• [Objective]: Gather each line of the entries below that includes "据此可知".

Data items:
** START **

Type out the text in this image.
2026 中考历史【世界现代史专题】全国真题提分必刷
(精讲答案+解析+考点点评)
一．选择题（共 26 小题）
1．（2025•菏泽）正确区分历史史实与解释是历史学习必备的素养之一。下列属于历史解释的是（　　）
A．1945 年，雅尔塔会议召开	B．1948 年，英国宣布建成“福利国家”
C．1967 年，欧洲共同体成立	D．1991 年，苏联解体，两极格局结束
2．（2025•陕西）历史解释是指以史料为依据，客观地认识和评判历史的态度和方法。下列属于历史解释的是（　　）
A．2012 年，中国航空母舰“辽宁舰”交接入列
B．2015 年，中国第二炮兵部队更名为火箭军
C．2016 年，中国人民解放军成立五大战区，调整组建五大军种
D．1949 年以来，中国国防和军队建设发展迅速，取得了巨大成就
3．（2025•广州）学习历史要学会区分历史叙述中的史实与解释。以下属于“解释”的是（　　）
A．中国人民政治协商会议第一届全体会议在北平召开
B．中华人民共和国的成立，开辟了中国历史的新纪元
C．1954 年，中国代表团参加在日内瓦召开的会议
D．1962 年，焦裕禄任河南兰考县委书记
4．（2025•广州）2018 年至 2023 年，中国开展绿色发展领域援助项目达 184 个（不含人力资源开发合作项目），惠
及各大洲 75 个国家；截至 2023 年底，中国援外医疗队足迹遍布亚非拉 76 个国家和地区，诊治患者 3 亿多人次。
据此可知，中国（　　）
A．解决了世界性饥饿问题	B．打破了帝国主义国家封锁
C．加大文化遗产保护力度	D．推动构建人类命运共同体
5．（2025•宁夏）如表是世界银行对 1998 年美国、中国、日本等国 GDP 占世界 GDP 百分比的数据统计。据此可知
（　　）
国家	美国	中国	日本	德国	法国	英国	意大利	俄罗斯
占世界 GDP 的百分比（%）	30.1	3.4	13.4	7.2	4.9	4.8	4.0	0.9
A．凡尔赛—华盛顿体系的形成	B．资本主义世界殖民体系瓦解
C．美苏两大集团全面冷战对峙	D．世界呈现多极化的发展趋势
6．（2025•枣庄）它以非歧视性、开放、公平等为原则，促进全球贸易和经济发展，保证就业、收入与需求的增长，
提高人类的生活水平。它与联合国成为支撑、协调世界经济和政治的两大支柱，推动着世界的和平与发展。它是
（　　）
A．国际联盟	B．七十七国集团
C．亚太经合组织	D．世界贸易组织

** END **
** START **

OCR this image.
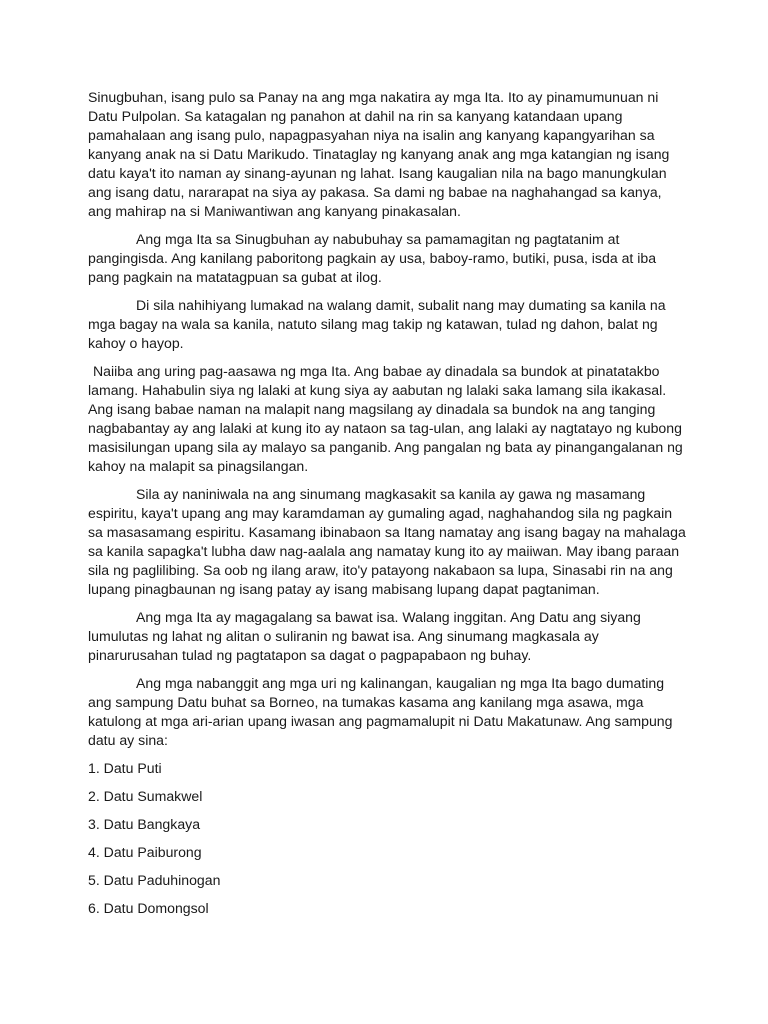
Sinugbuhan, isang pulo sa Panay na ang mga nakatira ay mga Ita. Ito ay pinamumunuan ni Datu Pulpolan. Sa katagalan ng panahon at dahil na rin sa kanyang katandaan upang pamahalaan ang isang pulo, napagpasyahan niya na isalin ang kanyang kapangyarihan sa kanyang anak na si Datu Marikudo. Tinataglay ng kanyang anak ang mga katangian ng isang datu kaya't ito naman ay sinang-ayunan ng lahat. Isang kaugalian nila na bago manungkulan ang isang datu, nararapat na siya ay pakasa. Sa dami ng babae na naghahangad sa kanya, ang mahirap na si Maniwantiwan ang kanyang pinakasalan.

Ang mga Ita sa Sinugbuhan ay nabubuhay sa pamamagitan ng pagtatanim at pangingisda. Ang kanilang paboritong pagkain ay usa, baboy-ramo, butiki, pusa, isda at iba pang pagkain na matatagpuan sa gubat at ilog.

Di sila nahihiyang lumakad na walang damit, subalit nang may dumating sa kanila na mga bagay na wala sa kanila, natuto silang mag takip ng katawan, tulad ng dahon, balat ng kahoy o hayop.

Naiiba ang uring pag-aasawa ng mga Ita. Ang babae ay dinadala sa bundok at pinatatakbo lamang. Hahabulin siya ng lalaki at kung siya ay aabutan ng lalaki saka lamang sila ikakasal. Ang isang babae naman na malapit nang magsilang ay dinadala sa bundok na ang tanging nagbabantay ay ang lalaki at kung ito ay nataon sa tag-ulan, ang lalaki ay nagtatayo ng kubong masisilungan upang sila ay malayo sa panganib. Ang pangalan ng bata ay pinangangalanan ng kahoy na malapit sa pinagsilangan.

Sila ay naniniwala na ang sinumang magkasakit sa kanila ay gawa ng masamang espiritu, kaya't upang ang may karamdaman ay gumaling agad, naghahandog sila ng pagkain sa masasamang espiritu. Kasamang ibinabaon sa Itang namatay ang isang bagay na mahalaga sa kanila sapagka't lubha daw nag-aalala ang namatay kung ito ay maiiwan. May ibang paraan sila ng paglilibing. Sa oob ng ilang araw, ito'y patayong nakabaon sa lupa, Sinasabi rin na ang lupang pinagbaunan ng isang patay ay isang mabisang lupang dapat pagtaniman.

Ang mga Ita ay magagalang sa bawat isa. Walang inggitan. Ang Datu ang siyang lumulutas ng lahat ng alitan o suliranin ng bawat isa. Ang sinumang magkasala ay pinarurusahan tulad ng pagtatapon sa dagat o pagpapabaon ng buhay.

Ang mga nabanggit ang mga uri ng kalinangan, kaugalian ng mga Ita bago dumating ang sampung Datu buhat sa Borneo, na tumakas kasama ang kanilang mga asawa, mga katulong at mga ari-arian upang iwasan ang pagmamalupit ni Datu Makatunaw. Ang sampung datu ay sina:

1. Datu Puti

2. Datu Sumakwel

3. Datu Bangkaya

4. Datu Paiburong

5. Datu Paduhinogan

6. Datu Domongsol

** END **

• [Answer to this problem]:
据此可知，中国（　　）
5．（2025•宁夏）如表是世界银行对 1998 年美国、中国、日本等国 GDP 占世界 GDP 百分比的数据统计。据此可知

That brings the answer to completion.